RECORDS SHOWN
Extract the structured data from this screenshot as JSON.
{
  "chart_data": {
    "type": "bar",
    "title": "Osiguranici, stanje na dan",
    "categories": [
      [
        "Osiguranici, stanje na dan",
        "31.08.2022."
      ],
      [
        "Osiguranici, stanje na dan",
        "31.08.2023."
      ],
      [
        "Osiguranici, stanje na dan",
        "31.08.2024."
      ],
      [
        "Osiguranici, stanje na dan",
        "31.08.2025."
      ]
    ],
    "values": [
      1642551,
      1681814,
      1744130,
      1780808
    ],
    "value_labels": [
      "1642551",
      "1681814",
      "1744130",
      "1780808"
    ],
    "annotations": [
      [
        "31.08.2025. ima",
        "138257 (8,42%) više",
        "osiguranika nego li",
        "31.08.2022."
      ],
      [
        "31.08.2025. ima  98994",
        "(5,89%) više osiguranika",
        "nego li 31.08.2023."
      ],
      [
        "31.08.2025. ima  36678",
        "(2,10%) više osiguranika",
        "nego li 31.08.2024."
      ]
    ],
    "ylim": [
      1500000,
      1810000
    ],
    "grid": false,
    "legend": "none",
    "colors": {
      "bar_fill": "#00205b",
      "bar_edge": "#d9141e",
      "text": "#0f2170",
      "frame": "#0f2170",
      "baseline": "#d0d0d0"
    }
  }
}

WORK TO COMPLETE
Reproduce the listing above word for word.

FINISHED TASK
Extract the structured data from this screenshot as JSON.
{
  "chart_data": {
    "type": "bar",
    "title": "Osiguranici, stanje na dan",
    "categories": [
      [
        "Osiguranici, stanje na dan",
        "31.08.2022."
      ],
      [
        "Osiguranici, stanje na dan",
        "31.08.2023."
      ],
      [
        "Osiguranici, stanje na dan",
        "31.08.2024."
      ],
      [
        "Osiguranici, stanje na dan",
        "31.08.2025."
      ]
    ],
    "values": [
      1642551,
      1681814,
      1744130,
      1780808
    ],
    "value_labels": [
      "1642551",
      "1681814",
      "1744130",
      "1780808"
    ],
    "annotations": [
      [
        "31.08.2025. ima",
        "138257 (8,42%) više",
        "osiguranika nego li",
        "31.08.2022."
      ],
      [
        "31.08.2025. ima  98994",
        "(5,89%) više osiguranika",
        "nego li 31.08.2023."
      ],
      [
        "31.08.2025. ima  36678",
        "(2,10%) više osiguranika",
        "nego li 31.08.2024."
      ]
    ],
    "ylim": [
      1500000,
      1810000
    ],
    "grid": false,
    "legend": "none",
    "colors": {
      "bar_fill": "#00205b",
      "bar_edge": "#d9141e",
      "text": "#0f2170",
      "frame": "#0f2170",
      "baseline": "#d0d0d0"
    }
  }
}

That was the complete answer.